#### [Required work]
Each entry that follows should be retyped exactly.

[Records provided Boundary: Start]

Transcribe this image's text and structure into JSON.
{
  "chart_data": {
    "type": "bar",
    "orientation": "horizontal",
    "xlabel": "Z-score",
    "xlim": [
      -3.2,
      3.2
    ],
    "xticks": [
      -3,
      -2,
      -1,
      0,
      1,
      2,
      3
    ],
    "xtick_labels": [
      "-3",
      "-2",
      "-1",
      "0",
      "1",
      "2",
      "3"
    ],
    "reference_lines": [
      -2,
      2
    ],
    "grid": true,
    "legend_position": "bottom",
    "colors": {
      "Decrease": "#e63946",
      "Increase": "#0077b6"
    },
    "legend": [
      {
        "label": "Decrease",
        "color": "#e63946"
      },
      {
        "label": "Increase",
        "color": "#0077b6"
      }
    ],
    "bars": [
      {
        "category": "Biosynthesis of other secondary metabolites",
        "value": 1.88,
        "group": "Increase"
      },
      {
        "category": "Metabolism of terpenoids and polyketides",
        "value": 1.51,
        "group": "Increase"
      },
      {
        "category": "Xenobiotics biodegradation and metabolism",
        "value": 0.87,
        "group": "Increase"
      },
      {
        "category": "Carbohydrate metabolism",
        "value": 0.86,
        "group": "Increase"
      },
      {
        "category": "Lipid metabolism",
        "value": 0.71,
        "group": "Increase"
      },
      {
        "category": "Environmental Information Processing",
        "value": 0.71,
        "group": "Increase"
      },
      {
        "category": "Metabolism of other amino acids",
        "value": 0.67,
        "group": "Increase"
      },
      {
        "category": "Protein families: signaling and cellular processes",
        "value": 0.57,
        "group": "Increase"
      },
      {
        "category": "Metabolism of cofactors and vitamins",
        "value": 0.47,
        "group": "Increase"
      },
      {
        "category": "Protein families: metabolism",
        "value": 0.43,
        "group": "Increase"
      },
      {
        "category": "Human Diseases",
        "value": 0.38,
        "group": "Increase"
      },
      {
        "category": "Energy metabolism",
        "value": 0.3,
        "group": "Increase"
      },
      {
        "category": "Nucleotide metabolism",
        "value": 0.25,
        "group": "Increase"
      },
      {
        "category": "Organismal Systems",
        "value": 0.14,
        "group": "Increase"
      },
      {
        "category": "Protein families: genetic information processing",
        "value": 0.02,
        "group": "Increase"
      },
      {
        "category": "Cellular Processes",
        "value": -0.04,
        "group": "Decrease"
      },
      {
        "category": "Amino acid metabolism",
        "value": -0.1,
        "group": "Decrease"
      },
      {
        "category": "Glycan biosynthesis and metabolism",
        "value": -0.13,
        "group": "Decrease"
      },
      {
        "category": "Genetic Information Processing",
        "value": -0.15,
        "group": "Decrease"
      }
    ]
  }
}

[Records provided Boundary: End]

#### [Problem solution]
Transcribe this image's text and structure into JSON.
{
  "chart_data": {
    "type": "bar",
    "orientation": "horizontal",
    "xlabel": "Z-score",
    "xlim": [
      -3.2,
      3.2
    ],
    "xticks": [
      -3,
      -2,
      -1,
      0,
      1,
      2,
      3
    ],
    "xtick_labels": [
      "-3",
      "-2",
      "-1",
      "0",
      "1",
      "2",
      "3"
    ],
    "reference_lines": [
      -2,
      2
    ],
    "grid": true,
    "legend_position": "bottom",
    "colors": {
      "Decrease": "#e63946",
      "Increase": "#0077b6"
    },
    "legend": [
      {
        "label": "Decrease",
        "color": "#e63946"
      },
      {
        "label": "Increase",
        "color": "#0077b6"
      }
    ],
    "bars": [
      {
        "category": "Biosynthesis of other secondary metabolites",
        "value": 1.88,
        "group": "Increase"
      },
      {
        "category": "Metabolism of terpenoids and polyketides",
        "value": 1.51,
        "group": "Increase"
      },
      {
        "category": "Xenobiotics biodegradation and metabolism",
        "value": 0.87,
        "group": "Increase"
      },
      {
        "category": "Carbohydrate metabolism",
        "value": 0.86,
        "group": "Increase"
      },
      {
        "category": "Lipid metabolism",
        "value": 0.71,
        "group": "Increase"
      },
      {
        "category": "Environmental Information Processing",
        "value": 0.71,
        "group": "Increase"
      },
      {
        "category": "Metabolism of other amino acids",
        "value": 0.67,
        "group": "Increase"
      },
      {
        "category": "Protein families: signaling and cellular processes",
        "value": 0.57,
        "group": "Increase"
      },
      {
        "category": "Metabolism of cofactors and vitamins",
        "value": 0.47,
        "group": "Increase"
      },
      {
        "category": "Protein families: metabolism",
        "value": 0.43,
        "group": "Increase"
      },
      {
        "category": "Human Diseases",
        "value": 0.38,
        "group": "Increase"
      },
      {
        "category": "Energy metabolism",
        "value": 0.3,
        "group": "Increase"
      },
      {
        "category": "Nucleotide metabolism",
        "value": 0.25,
        "group": "Increase"
      },
      {
        "category": "Organismal Systems",
        "value": 0.14,
        "group": "Increase"
      },
      {
        "category": "Protein families: genetic information processing",
        "value": 0.02,
        "group": "Increase"
      },
      {
        "category": "Cellular Processes",
        "value": -0.04,
        "group": "Decrease"
      },
      {
        "category": "Amino acid metabolism",
        "value": -0.1,
        "group": "Decrease"
      },
      {
        "category": "Glycan biosynthesis and metabolism",
        "value": -0.13,
        "group": "Decrease"
      },
      {
        "category": "Genetic Information Processing",
        "value": -0.15,
        "group": "Decrease"
      }
    ]
  }
}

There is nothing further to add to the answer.